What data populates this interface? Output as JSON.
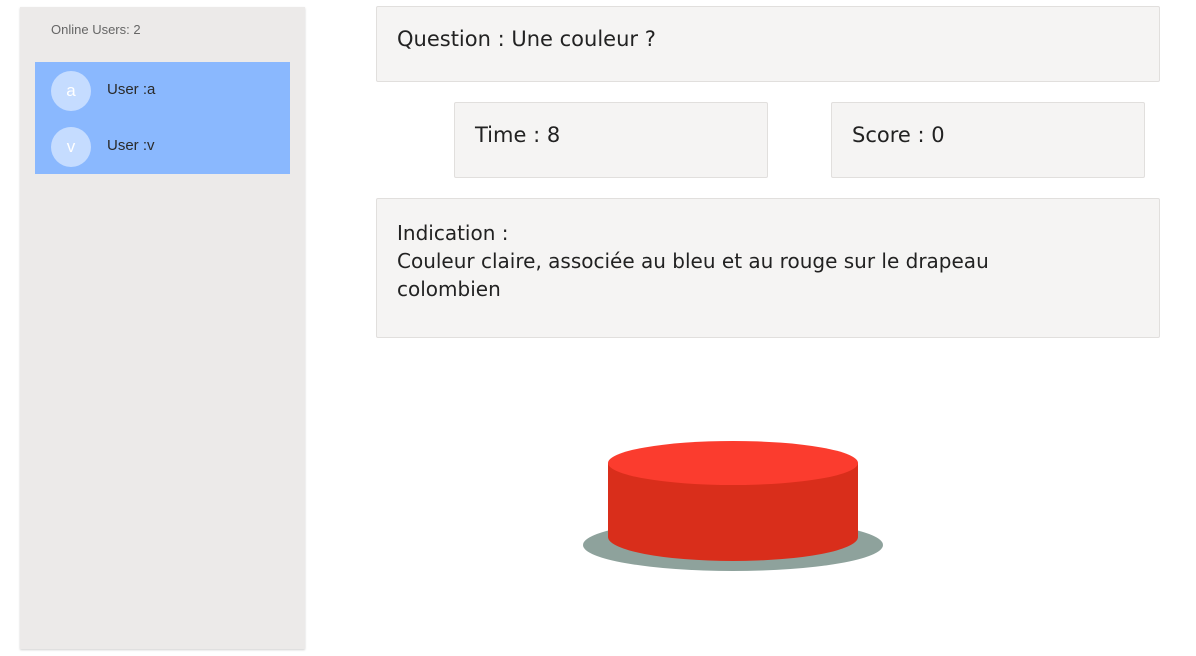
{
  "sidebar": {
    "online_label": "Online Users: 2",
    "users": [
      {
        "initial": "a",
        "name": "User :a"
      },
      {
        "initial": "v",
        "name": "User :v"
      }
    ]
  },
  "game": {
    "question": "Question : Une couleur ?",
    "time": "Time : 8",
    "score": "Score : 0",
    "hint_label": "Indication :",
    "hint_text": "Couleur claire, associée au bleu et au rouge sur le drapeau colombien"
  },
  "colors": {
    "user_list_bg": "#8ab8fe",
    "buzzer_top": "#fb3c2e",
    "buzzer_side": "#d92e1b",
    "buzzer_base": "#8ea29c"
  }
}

------------------------------------------------

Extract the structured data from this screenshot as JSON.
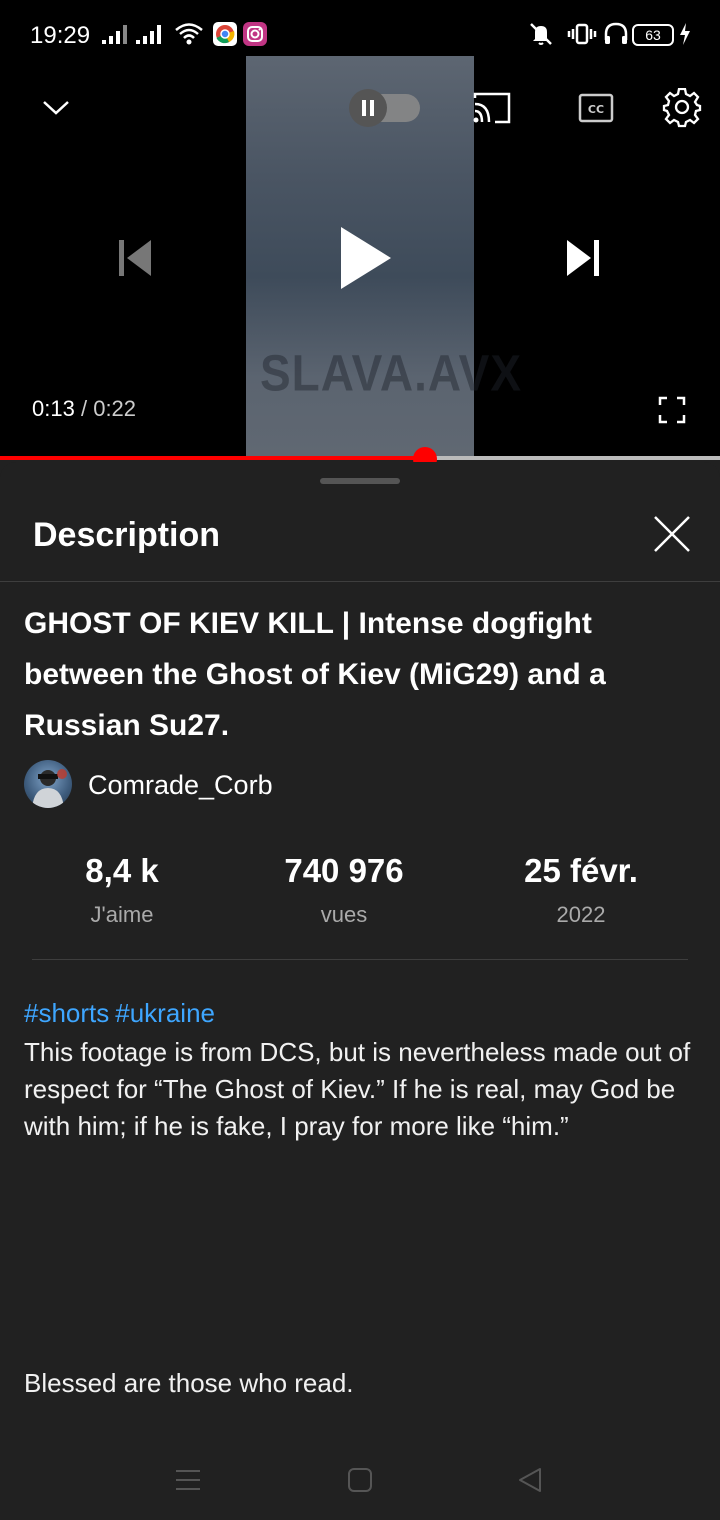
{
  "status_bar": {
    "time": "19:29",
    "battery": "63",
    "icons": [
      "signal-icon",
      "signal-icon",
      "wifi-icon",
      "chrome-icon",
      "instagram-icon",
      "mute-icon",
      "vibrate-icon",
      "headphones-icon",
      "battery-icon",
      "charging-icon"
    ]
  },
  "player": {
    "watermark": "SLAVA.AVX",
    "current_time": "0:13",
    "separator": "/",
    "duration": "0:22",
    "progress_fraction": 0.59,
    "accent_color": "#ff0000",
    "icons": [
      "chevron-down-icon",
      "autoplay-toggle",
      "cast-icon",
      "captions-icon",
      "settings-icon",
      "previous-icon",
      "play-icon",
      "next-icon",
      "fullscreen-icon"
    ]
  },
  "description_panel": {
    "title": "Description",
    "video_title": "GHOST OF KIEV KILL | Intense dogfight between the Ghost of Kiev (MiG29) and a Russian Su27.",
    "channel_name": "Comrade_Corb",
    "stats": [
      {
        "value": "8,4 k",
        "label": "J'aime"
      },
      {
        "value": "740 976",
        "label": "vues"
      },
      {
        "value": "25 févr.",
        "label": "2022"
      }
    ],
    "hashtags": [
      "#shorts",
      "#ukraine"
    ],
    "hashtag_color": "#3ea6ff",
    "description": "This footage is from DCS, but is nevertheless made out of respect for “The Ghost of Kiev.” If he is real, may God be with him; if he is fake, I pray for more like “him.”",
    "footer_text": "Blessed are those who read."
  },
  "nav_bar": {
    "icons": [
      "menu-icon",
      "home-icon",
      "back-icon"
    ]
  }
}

------------------------------------------------

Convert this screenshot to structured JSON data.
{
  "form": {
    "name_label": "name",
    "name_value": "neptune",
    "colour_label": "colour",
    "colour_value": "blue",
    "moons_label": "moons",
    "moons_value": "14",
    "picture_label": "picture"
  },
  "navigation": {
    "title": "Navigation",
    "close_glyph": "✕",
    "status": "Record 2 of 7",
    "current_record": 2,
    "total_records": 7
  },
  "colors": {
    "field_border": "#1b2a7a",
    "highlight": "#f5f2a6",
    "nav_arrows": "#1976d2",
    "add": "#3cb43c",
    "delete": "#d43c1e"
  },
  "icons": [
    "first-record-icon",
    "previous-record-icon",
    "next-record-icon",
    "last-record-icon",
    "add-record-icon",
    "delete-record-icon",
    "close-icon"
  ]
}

------------------------------------------------

Exercise brief
Give the count of lines in the records that contain "Kiev", and no other text.

Correct output
2